◆ Task brief ◆
Find every line in the records that holds the string "JSON". Copy each one.

◆ Data records ◆
* * * * *
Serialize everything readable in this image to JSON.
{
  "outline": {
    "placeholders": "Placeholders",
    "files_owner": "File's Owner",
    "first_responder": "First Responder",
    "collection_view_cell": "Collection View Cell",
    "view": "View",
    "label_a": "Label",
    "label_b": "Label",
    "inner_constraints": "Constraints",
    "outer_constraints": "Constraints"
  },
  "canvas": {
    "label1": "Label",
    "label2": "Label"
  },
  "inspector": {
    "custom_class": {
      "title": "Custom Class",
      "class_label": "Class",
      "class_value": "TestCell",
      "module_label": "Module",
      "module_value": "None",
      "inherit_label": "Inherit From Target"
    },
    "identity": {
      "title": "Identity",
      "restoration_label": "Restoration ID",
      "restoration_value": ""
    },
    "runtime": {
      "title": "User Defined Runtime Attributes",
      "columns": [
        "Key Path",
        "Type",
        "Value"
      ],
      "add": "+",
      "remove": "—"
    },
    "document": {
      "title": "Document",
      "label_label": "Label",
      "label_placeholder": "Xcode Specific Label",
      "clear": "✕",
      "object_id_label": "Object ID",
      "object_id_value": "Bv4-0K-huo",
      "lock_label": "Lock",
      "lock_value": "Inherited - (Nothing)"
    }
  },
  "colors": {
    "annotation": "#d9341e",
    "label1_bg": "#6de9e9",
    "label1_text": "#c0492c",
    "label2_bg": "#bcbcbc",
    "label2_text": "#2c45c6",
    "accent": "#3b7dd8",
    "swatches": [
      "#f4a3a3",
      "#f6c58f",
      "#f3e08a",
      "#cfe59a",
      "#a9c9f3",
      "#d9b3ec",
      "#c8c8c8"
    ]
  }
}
* * * * *
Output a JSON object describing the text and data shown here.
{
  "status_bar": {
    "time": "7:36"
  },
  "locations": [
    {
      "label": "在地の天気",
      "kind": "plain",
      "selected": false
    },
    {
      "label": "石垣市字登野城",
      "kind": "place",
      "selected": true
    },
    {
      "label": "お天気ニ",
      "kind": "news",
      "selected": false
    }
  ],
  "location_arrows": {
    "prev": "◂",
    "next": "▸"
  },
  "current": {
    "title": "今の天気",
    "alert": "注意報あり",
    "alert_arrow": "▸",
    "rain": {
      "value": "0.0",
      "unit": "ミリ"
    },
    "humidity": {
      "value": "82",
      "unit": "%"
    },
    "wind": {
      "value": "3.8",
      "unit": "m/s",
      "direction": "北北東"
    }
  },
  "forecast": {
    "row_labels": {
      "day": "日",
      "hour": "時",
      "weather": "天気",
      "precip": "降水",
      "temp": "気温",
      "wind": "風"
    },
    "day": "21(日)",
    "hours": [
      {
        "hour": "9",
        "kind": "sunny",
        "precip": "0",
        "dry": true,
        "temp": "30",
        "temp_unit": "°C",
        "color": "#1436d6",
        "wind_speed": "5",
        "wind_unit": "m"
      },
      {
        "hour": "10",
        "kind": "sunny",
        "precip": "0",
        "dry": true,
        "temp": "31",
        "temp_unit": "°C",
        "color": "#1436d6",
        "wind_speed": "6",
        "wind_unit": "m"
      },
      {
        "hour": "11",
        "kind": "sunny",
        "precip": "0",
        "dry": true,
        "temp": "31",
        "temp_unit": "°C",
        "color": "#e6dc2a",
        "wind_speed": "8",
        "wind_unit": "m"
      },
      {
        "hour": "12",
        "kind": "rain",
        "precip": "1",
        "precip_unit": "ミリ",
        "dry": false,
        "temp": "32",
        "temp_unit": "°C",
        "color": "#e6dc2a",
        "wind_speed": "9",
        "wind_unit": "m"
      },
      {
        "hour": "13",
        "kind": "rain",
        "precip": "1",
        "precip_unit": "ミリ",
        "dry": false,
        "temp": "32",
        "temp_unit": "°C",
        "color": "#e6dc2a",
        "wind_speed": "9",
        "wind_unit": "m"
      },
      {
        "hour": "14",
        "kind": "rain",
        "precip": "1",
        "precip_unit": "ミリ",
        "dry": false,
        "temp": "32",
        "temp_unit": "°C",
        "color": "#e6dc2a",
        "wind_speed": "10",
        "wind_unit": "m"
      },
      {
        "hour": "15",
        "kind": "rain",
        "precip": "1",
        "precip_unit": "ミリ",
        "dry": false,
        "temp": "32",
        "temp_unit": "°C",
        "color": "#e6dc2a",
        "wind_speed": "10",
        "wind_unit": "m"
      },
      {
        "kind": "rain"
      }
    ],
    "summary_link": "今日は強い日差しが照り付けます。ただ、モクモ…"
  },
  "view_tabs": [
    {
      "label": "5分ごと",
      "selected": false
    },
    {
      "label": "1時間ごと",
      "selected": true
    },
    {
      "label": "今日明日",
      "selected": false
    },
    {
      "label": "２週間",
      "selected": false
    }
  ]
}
* * * * *
◆ Response to this exercise ◆
Serialize everything readable in this image to JSON.
Output a JSON object describing the text and data shown here.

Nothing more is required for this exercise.